### Written task
Write the data below out exactly as it stands. Do not include the pictures.

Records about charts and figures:
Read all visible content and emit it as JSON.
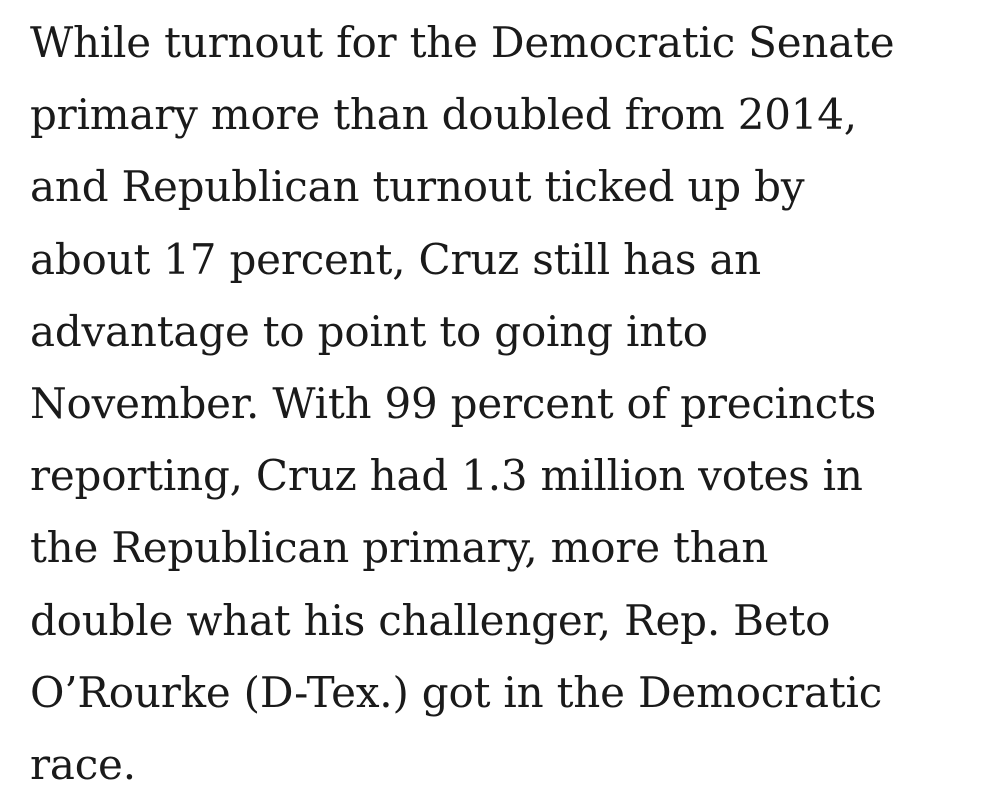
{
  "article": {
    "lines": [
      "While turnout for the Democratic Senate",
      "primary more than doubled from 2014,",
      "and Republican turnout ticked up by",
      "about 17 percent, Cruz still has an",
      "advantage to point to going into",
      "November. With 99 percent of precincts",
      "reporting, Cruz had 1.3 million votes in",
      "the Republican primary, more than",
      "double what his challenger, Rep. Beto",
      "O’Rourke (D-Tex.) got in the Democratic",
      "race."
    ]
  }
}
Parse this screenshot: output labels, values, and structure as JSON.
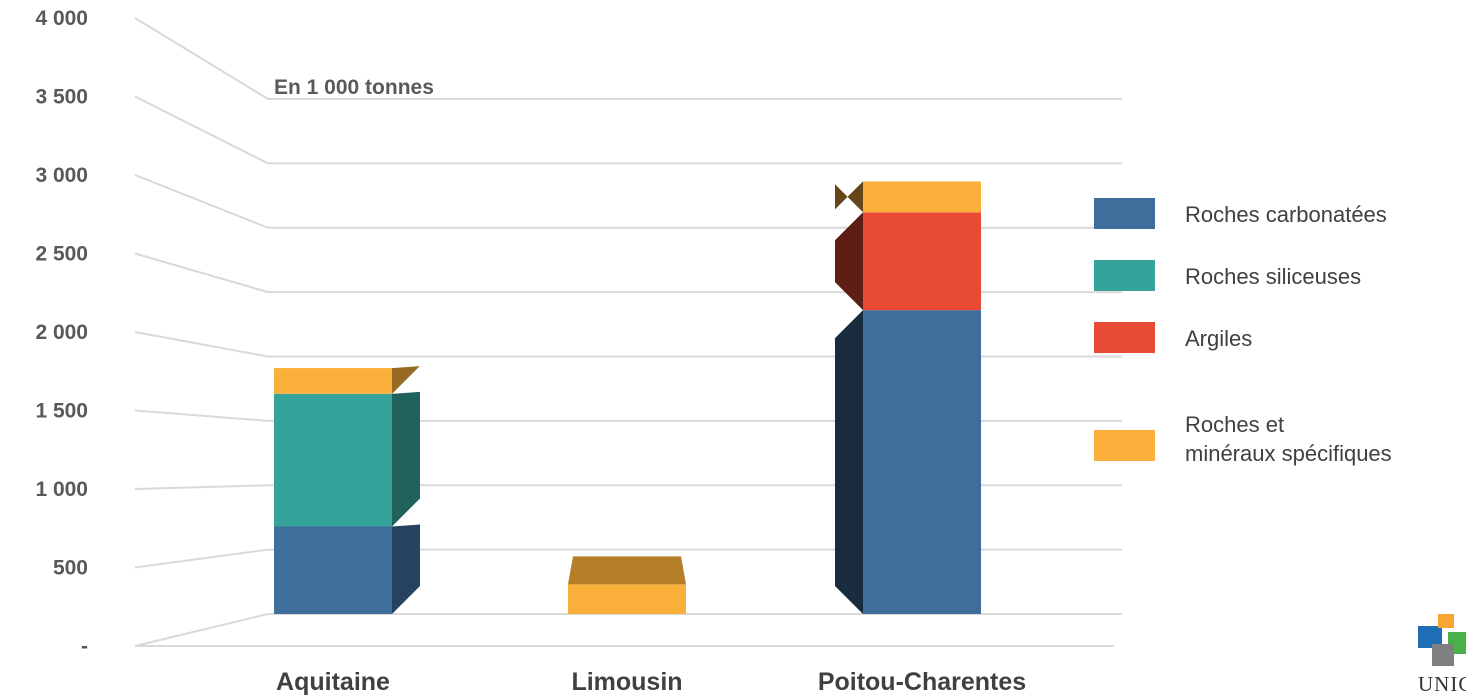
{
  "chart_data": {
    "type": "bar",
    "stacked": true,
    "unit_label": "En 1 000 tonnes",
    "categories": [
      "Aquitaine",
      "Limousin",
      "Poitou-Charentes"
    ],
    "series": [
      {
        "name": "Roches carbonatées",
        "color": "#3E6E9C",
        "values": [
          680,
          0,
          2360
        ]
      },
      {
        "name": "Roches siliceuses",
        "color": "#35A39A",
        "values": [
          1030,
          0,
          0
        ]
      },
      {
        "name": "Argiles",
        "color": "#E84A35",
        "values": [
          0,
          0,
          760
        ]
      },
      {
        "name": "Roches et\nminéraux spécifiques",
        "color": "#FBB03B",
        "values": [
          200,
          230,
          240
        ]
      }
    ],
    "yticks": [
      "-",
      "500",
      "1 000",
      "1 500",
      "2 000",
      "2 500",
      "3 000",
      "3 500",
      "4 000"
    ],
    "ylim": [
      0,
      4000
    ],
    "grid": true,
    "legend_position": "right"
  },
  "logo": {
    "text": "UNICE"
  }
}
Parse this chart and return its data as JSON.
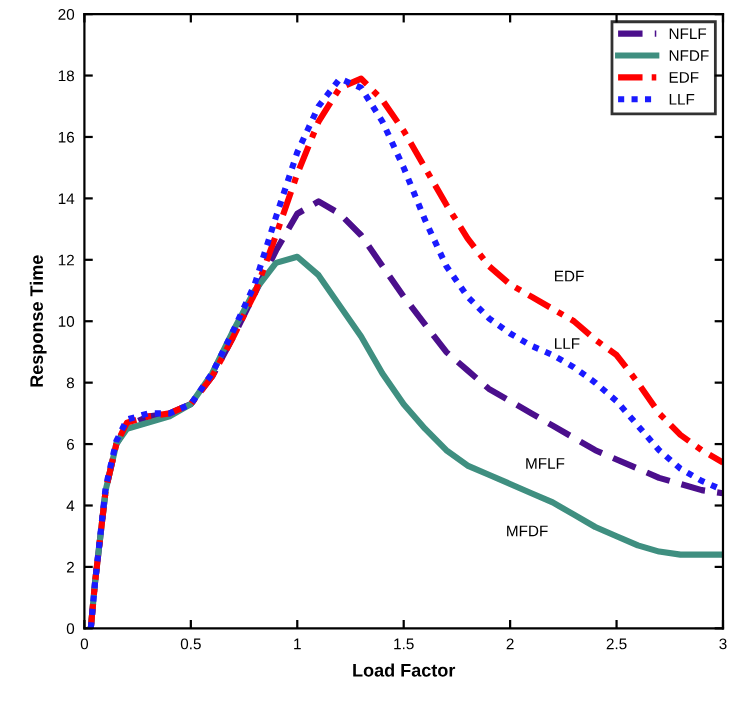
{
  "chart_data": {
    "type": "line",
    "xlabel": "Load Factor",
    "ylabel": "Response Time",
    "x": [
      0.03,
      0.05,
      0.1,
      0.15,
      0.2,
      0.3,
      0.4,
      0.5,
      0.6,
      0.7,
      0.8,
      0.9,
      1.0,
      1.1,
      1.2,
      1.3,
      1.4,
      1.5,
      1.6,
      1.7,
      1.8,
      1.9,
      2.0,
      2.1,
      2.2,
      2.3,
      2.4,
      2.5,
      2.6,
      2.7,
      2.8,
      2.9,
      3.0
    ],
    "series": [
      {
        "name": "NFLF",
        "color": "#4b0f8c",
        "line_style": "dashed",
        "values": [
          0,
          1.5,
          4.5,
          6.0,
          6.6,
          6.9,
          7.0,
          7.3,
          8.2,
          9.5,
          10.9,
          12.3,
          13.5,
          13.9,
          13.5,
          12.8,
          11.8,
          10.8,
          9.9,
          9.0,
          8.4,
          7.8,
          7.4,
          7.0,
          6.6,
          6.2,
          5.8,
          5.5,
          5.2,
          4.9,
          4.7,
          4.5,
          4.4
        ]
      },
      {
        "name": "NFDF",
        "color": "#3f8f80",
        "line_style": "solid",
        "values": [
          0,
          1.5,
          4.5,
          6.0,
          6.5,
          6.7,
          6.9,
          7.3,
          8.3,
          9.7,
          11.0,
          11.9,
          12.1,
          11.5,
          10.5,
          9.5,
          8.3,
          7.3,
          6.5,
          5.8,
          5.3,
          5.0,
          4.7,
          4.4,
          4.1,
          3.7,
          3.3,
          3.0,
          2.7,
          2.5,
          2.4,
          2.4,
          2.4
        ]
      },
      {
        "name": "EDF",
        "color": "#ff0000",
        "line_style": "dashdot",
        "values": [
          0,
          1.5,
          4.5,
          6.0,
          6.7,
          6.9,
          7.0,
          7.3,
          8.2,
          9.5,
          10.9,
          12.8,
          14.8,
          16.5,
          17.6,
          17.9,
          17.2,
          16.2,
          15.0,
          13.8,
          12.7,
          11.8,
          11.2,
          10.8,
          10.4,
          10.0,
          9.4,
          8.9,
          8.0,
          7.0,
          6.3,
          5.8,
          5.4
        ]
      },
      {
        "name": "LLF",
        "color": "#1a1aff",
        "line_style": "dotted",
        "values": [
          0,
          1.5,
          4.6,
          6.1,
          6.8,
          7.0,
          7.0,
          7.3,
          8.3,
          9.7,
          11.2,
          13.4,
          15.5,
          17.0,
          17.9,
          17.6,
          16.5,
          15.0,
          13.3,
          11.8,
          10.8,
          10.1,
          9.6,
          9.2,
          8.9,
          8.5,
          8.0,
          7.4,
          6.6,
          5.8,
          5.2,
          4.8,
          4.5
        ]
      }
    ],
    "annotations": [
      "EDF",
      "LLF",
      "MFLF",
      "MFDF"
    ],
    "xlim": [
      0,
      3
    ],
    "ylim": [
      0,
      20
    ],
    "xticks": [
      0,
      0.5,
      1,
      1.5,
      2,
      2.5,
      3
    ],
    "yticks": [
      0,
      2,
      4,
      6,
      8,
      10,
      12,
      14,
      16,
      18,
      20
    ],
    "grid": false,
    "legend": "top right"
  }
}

### In response
Read all visible content and emit it as JSON.
{
  "article": {
    "lines": [
      "While turnout for the Democratic Senate",
      "primary more than doubled from 2014,",
      "and Republican turnout ticked up by",
      "about 17 percent, Cruz still has an",
      "advantage to point to going into",
      "November. With 99 percent of precincts",
      "reporting, Cruz had 1.3 million votes in",
      "the Republican primary, more than",
      "double what his challenger, Rep. Beto",
      "O’Rourke (D-Tex.) got in the Democratic",
      "race."
    ]
  }
}
Parse this screenshot: output labels, values, and structure as JSON.
{
  "chart_data": {
    "type": "bar",
    "stacked": true,
    "unit_label": "En 1 000 tonnes",
    "categories": [
      "Aquitaine",
      "Limousin",
      "Poitou-Charentes"
    ],
    "series": [
      {
        "name": "Roches carbonatées",
        "color": "#3E6E9C",
        "values": [
          680,
          0,
          2360
        ]
      },
      {
        "name": "Roches siliceuses",
        "color": "#35A39A",
        "values": [
          1030,
          0,
          0
        ]
      },
      {
        "name": "Argiles",
        "color": "#E84A35",
        "values": [
          0,
          0,
          760
        ]
      },
      {
        "name": "Roches et\nminéraux spécifiques",
        "color": "#FBB03B",
        "values": [
          200,
          230,
          240
        ]
      }
    ],
    "yticks": [
      "-",
      "500",
      "1 000",
      "1 500",
      "2 000",
      "2 500",
      "3 000",
      "3 500",
      "4 000"
    ],
    "ylim": [
      0,
      4000
    ],
    "grid": true,
    "legend_position": "right"
  },
  "logo": {
    "text": "UNICE"
  }
}
Parse this chart and return its data as JSON.
{
  "chart_data": {
    "type": "line",
    "xlabel": "Load Factor",
    "ylabel": "Response Time",
    "x": [
      0.03,
      0.05,
      0.1,
      0.15,
      0.2,
      0.3,
      0.4,
      0.5,
      0.6,
      0.7,
      0.8,
      0.9,
      1.0,
      1.1,
      1.2,
      1.3,
      1.4,
      1.5,
      1.6,
      1.7,
      1.8,
      1.9,
      2.0,
      2.1,
      2.2,
      2.3,
      2.4,
      2.5,
      2.6,
      2.7,
      2.8,
      2.9,
      3.0
    ],
    "series": [
      {
        "name": "NFLF",
        "color": "#4b0f8c",
        "line_style": "dashed",
        "values": [
          0,
          1.5,
          4.5,
          6.0,
          6.6,
          6.9,
          7.0,
          7.3,
          8.2,
          9.5,
          10.9,
          12.3,
          13.5,
          13.9,
          13.5,
          12.8,
          11.8,
          10.8,
          9.9,
          9.0,
          8.4,
          7.8,
          7.4,
          7.0,
          6.6,
          6.2,
          5.8,
          5.5,
          5.2,
          4.9,
          4.7,
          4.5,
          4.4
        ]
      },
      {
        "name": "NFDF",
        "color": "#3f8f80",
        "line_style": "solid",
        "values": [
          0,
          1.5,
          4.5,
          6.0,
          6.5,
          6.7,
          6.9,
          7.3,
          8.3,
          9.7,
          11.0,
          11.9,
          12.1,
          11.5,
          10.5,
          9.5,
          8.3,
          7.3,
          6.5,
          5.8,
          5.3,
          5.0,
          4.7,
          4.4,
          4.1,
          3.7,
          3.3,
          3.0,
          2.7,
          2.5,
          2.4,
          2.4,
          2.4
        ]
      },
      {
        "name": "EDF",
        "color": "#ff0000",
        "line_style": "dashdot",
        "values": [
          0,
          1.5,
          4.5,
          6.0,
          6.7,
          6.9,
          7.0,
          7.3,
          8.2,
          9.5,
          10.9,
          12.8,
          14.8,
          16.5,
          17.6,
          17.9,
          17.2,
          16.2,
          15.0,
          13.8,
          12.7,
          11.8,
          11.2,
          10.8,
          10.4,
          10.0,
          9.4,
          8.9,
          8.0,
          7.0,
          6.3,
          5.8,
          5.4
        ]
      },
      {
        "name": "LLF",
        "color": "#1a1aff",
        "line_style": "dotted",
        "values": [
          0,
          1.5,
          4.6,
          6.1,
          6.8,
          7.0,
          7.0,
          7.3,
          8.3,
          9.7,
          11.2,
          13.4,
          15.5,
          17.0,
          17.9,
          17.6,
          16.5,
          15.0,
          13.3,
          11.8,
          10.8,
          10.1,
          9.6,
          9.2,
          8.9,
          8.5,
          8.0,
          7.4,
          6.6,
          5.8,
          5.2,
          4.8,
          4.5
        ]
      }
    ],
    "annotations": [
      "EDF",
      "LLF",
      "MFLF",
      "MFDF"
    ],
    "xlim": [
      0,
      3
    ],
    "ylim": [
      0,
      20
    ],
    "xticks": [
      0,
      0.5,
      1,
      1.5,
      2,
      2.5,
      3
    ],
    "yticks": [
      0,
      2,
      4,
      6,
      8,
      10,
      12,
      14,
      16,
      18,
      20
    ],
    "grid": false,
    "legend": "top right"
  }
}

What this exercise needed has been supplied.